> _Goal of the exercise_:
Below are the records; pull every line that includes "pixels".

# Start of Stored data

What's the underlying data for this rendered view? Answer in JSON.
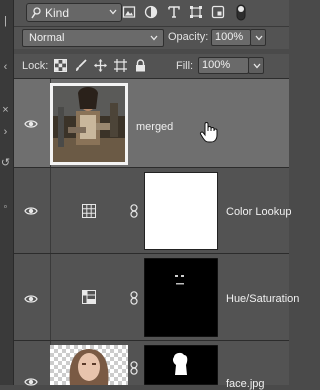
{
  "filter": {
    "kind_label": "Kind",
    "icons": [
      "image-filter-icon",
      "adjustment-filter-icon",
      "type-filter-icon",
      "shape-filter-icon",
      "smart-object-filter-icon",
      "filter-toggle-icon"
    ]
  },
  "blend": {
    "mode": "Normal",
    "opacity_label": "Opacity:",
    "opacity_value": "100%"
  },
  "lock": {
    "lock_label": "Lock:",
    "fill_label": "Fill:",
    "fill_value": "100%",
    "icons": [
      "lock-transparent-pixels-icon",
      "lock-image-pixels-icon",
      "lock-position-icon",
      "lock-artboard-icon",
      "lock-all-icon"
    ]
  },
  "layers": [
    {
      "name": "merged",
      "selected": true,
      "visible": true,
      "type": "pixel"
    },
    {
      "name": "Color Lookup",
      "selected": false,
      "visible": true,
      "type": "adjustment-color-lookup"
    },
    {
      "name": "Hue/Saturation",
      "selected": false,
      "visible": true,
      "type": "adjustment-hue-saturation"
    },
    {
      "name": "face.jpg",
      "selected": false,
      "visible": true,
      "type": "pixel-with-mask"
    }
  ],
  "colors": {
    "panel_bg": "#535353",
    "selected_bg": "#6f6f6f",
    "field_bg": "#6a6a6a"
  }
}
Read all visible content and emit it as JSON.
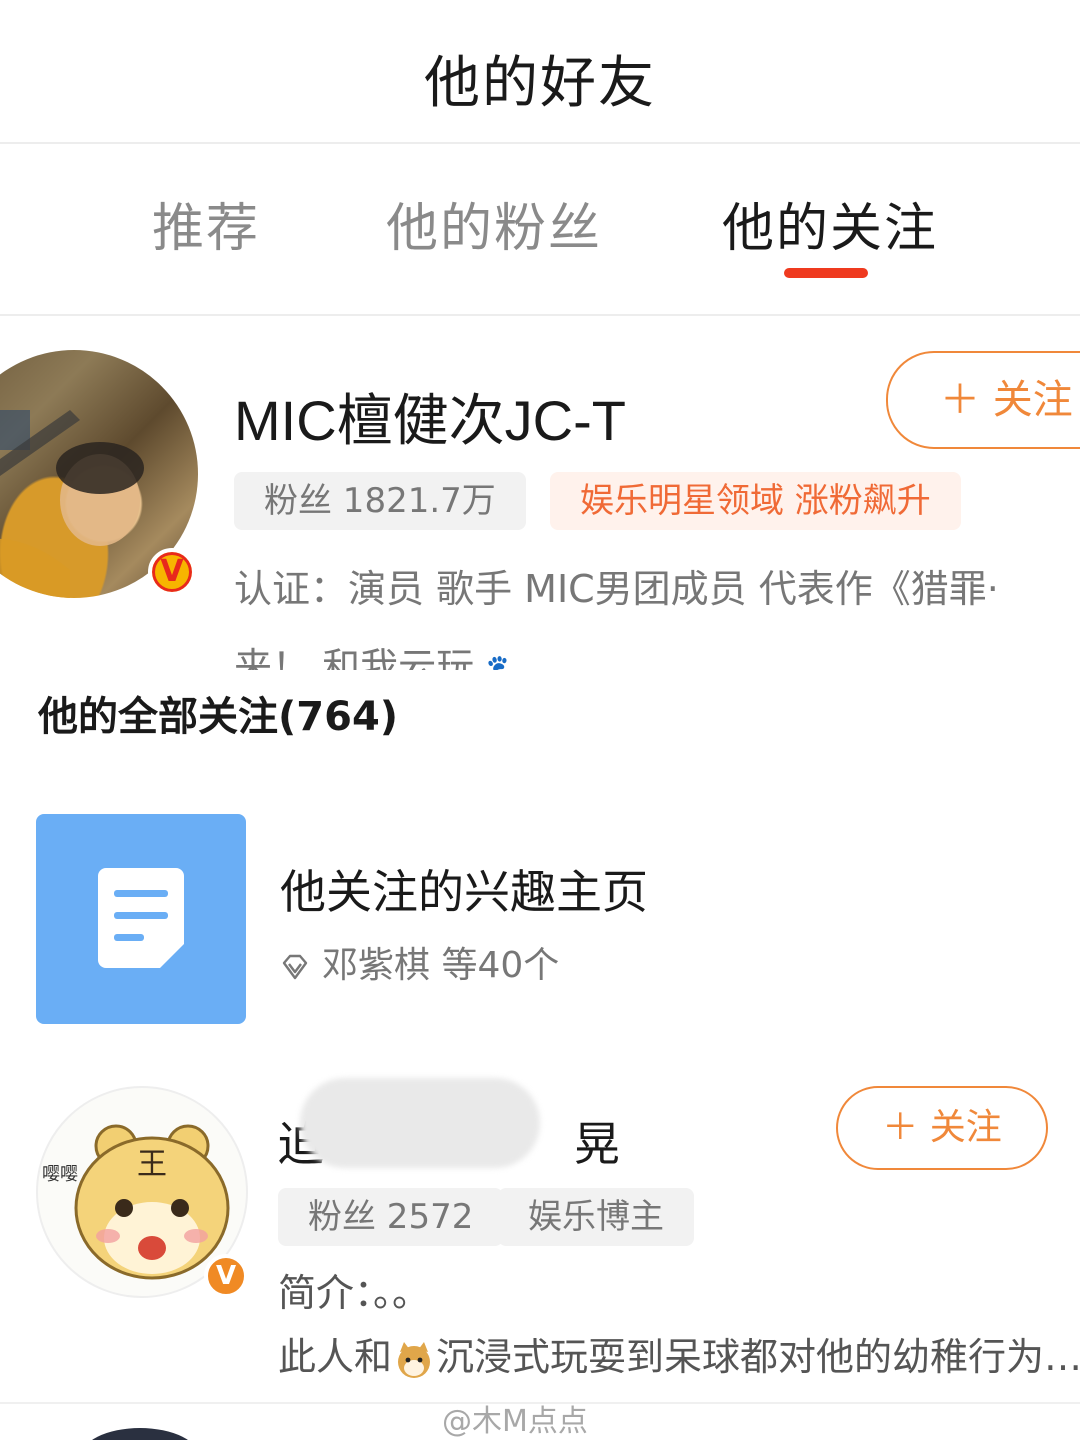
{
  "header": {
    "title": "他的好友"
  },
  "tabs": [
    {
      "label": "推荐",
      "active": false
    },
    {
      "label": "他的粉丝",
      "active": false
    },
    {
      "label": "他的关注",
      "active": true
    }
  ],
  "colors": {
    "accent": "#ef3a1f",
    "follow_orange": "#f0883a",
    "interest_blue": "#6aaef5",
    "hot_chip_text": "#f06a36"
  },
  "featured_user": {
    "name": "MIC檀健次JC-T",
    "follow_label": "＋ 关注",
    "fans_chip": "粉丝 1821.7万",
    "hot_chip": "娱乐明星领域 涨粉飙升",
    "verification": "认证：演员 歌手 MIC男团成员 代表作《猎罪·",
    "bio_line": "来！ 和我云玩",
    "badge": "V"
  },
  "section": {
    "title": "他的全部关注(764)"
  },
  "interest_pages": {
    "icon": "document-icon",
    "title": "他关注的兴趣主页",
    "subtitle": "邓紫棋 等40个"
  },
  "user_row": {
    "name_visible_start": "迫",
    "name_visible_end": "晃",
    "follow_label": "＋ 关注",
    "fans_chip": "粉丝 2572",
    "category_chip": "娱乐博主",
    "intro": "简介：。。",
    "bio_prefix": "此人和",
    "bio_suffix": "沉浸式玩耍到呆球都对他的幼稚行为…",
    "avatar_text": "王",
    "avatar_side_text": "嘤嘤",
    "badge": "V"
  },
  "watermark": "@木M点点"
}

# End of Stored data

> _The output_:
      "lock-transparent-pixels-icon",
      "lock-image-pixels-icon",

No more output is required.